- _OBJECTIVE_: Quote the lines from the line holding "Give me a plain-text" to the very end of the listing, exactly, and no others.

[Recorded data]
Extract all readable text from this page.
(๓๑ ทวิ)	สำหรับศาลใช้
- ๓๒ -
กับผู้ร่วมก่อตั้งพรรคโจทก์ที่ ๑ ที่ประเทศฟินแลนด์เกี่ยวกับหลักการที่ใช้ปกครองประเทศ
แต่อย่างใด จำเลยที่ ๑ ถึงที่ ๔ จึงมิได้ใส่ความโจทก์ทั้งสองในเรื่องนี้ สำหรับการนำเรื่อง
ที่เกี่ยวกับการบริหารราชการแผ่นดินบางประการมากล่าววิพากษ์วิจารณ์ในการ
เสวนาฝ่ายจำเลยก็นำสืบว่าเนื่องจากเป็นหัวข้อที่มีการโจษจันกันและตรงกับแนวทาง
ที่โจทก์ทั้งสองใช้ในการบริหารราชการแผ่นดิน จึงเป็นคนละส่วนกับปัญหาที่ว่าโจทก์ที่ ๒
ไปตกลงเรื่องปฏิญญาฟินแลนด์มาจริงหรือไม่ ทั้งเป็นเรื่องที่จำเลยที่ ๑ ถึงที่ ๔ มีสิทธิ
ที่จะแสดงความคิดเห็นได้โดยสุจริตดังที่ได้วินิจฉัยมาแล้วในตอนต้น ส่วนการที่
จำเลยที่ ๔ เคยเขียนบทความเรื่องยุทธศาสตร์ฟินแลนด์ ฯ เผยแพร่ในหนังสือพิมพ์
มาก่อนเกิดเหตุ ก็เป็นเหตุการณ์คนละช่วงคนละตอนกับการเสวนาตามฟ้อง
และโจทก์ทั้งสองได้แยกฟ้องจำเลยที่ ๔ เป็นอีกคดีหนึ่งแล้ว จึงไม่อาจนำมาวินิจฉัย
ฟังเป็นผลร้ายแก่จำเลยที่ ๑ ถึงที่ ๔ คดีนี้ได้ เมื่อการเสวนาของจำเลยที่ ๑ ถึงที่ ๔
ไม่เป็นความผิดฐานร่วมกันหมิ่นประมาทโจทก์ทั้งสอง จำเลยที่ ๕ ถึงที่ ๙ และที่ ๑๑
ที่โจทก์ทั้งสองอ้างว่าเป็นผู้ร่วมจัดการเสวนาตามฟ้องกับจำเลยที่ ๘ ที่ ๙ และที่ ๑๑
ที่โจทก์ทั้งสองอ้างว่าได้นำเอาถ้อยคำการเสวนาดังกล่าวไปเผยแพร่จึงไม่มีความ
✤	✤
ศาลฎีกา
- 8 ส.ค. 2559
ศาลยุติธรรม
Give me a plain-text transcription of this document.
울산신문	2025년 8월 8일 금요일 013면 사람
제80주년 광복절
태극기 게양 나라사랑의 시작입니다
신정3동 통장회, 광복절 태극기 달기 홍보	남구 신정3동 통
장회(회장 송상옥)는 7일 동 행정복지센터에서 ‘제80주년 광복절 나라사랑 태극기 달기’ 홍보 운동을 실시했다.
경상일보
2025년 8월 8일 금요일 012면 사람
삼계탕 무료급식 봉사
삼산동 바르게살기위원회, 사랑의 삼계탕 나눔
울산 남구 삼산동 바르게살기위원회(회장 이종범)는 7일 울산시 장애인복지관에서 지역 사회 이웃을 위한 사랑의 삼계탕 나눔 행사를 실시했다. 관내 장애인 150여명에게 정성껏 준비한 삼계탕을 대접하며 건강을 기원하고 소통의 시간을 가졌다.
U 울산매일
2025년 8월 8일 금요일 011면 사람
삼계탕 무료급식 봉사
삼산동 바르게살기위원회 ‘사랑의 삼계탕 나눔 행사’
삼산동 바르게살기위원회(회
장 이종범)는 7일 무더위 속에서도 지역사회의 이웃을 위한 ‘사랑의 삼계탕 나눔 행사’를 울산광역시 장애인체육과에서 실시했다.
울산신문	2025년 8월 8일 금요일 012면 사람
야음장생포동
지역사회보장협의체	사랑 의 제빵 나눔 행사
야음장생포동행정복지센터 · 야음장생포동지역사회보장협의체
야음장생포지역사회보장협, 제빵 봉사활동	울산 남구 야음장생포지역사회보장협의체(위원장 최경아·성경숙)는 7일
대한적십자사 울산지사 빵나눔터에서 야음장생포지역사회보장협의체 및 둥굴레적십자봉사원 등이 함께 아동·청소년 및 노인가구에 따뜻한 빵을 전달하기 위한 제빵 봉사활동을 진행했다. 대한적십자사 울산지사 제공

- _SOLUTION_:
Give me a plain-text transcription of this document.
울산신문	2025년 8월 8일 금요일 013면 사람
제80주년 광복절
태극기 게양 나라사랑의 시작입니다
신정3동 통장회, 광복절 태극기 달기 홍보	남구 신정3동 통
장회(회장 송상옥)는 7일 동 행정복지센터에서 ‘제80주년 광복절 나라사랑 태극기 달기’ 홍보 운동을 실시했다.
경상일보
2025년 8월 8일 금요일 012면 사람
삼계탕 무료급식 봉사
삼산동 바르게살기위원회, 사랑의 삼계탕 나눔
울산 남구 삼산동 바르게살기위원회(회장 이종범)는 7일 울산시 장애인복지관에서 지역 사회 이웃을 위한 사랑의 삼계탕 나눔 행사를 실시했다. 관내 장애인 150여명에게 정성껏 준비한 삼계탕을 대접하며 건강을 기원하고 소통의 시간을 가졌다.
U 울산매일
2025년 8월 8일 금요일 011면 사람
삼계탕 무료급식 봉사
삼산동 바르게살기위원회 ‘사랑의 삼계탕 나눔 행사’
삼산동 바르게살기위원회(회
장 이종범)는 7일 무더위 속에서도 지역사회의 이웃을 위한 ‘사랑의 삼계탕 나눔 행사’를 울산광역시 장애인체육과에서 실시했다.
울산신문	2025년 8월 8일 금요일 012면 사람
야음장생포동
지역사회보장협의체	사랑 의 제빵 나눔 행사
야음장생포동행정복지센터 · 야음장생포동지역사회보장협의체
야음장생포지역사회보장협, 제빵 봉사활동	울산 남구 야음장생포지역사회보장협의체(위원장 최경아·성경숙)는 7일
대한적십자사 울산지사 빵나눔터에서 야음장생포지역사회보장협의체 및 둥굴레적십자봉사원 등이 함께 아동·청소년 및 노인가구에 따뜻한 빵을 전달하기 위한 제빵 봉사활동을 진행했다. 대한적십자사 울산지사 제공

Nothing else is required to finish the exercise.